TASK
Extract the line that contains "Read this page and output its text content." and every line after it to the end of the records below, exactly as written and nothing else.

[Stored entries]
════════════════

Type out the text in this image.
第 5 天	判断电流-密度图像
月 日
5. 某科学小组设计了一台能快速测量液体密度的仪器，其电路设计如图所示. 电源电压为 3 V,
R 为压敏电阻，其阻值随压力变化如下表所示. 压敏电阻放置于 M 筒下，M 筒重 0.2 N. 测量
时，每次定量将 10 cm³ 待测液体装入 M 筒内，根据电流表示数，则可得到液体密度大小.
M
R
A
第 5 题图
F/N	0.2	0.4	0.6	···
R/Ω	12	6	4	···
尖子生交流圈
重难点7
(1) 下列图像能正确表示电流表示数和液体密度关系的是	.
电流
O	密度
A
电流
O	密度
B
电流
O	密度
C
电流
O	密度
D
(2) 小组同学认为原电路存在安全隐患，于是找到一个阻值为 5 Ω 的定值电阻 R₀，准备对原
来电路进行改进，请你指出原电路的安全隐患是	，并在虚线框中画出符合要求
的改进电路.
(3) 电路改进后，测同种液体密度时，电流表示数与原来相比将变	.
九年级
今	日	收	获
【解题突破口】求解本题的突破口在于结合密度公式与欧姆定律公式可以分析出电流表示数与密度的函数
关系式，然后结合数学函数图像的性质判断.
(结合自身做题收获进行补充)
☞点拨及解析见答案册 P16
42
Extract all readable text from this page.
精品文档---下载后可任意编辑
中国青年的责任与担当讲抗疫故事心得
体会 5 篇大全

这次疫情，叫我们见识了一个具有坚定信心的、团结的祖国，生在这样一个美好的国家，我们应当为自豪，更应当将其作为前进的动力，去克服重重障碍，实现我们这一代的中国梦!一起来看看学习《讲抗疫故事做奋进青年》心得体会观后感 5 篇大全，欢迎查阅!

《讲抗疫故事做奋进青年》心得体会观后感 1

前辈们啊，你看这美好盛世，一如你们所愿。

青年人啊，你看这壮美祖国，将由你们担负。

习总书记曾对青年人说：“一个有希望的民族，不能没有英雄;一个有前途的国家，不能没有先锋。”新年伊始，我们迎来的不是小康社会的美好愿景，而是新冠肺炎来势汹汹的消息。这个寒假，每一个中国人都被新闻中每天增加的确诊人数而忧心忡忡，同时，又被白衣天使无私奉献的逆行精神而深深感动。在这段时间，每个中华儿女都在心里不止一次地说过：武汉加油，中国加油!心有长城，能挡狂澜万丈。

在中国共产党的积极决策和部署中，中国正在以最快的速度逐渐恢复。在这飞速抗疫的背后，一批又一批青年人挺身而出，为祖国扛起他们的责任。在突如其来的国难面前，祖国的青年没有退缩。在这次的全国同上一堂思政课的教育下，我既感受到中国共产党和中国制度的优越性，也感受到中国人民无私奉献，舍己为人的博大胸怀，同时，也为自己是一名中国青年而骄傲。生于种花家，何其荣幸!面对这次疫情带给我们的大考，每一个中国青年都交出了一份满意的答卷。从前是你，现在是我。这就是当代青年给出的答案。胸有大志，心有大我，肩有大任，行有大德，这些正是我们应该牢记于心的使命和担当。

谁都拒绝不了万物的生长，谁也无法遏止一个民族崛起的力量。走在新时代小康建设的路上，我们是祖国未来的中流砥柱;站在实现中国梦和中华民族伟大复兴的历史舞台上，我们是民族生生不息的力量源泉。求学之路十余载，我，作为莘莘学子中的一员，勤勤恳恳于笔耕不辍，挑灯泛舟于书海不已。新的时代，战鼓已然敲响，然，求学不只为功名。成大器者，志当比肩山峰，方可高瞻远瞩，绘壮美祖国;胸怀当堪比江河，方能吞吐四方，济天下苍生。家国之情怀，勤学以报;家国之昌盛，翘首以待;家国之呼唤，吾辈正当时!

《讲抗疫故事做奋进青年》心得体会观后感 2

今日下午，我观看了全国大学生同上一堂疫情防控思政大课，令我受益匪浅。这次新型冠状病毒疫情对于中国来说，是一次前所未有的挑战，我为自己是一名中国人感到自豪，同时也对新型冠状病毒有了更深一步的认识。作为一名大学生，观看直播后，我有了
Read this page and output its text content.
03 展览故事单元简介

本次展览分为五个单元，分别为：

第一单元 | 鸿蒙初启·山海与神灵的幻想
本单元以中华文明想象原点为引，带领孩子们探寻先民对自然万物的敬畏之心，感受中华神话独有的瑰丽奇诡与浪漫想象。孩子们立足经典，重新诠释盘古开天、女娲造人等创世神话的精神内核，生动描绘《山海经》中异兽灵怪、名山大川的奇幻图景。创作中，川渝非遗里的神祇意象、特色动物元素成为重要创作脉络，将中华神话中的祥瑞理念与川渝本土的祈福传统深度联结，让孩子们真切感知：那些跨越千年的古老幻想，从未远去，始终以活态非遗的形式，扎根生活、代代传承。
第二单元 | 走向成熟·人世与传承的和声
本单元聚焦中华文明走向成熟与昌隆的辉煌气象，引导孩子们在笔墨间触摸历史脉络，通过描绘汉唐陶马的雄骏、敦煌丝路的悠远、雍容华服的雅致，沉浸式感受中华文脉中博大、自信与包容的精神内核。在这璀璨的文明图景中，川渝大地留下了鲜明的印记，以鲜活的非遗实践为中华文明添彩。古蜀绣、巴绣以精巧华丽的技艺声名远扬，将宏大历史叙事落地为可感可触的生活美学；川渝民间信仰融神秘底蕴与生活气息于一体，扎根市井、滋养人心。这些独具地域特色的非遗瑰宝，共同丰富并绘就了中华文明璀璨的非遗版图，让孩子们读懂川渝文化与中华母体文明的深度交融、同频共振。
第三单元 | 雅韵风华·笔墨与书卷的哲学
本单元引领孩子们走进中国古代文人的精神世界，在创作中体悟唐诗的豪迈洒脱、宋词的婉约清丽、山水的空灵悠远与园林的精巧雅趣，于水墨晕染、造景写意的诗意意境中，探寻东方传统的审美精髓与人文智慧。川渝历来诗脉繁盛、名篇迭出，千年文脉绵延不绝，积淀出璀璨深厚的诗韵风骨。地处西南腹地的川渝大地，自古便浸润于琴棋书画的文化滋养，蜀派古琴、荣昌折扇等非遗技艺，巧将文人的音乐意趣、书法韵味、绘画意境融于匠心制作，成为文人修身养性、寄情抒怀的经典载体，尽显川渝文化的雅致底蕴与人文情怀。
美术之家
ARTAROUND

════════════════

WRITTEN SOLUTION
Read this page and output its text content.
03 展览故事单元简介

本次展览分为五个单元，分别为：

第一单元 | 鸿蒙初启·山海与神灵的幻想
本单元以中华文明想象原点为引，带领孩子们探寻先民对自然万物的敬畏之心，感受中华神话独有的瑰丽奇诡与浪漫想象。孩子们立足经典，重新诠释盘古开天、女娲造人等创世神话的精神内核，生动描绘《山海经》中异兽灵怪、名山大川的奇幻图景。创作中，川渝非遗里的神祇意象、特色动物元素成为重要创作脉络，将中华神话中的祥瑞理念与川渝本土的祈福传统深度联结，让孩子们真切感知：那些跨越千年的古老幻想，从未远去，始终以活态非遗的形式，扎根生活、代代传承。
第二单元 | 走向成熟·人世与传承的和声
本单元聚焦中华文明走向成熟与昌隆的辉煌气象，引导孩子们在笔墨间触摸历史脉络，通过描绘汉唐陶马的雄骏、敦煌丝路的悠远、雍容华服的雅致，沉浸式感受中华文脉中博大、自信与包容的精神内核。在这璀璨的文明图景中，川渝大地留下了鲜明的印记，以鲜活的非遗实践为中华文明添彩。古蜀绣、巴绣以精巧华丽的技艺声名远扬，将宏大历史叙事落地为可感可触的生活美学；川渝民间信仰融神秘底蕴与生活气息于一体，扎根市井、滋养人心。这些独具地域特色的非遗瑰宝，共同丰富并绘就了中华文明璀璨的非遗版图，让孩子们读懂川渝文化与中华母体文明的深度交融、同频共振。
第三单元 | 雅韵风华·笔墨与书卷的哲学
本单元引领孩子们走进中国古代文人的精神世界，在创作中体悟唐诗的豪迈洒脱、宋词的婉约清丽、山水的空灵悠远与园林的精巧雅趣，于水墨晕染、造景写意的诗意意境中，探寻东方传统的审美精髓与人文智慧。川渝历来诗脉繁盛、名篇迭出，千年文脉绵延不绝，积淀出璀璨深厚的诗韵风骨。地处西南腹地的川渝大地，自古便浸润于琴棋书画的文化滋养，蜀派古琴、荣昌折扇等非遗技艺，巧将文人的音乐意趣、书法韵味、绘画意境融于匠心制作，成为文人修身养性、寄情抒怀的经典载体，尽显川渝文化的雅致底蕴与人文情怀。
美术之家
ARTAROUND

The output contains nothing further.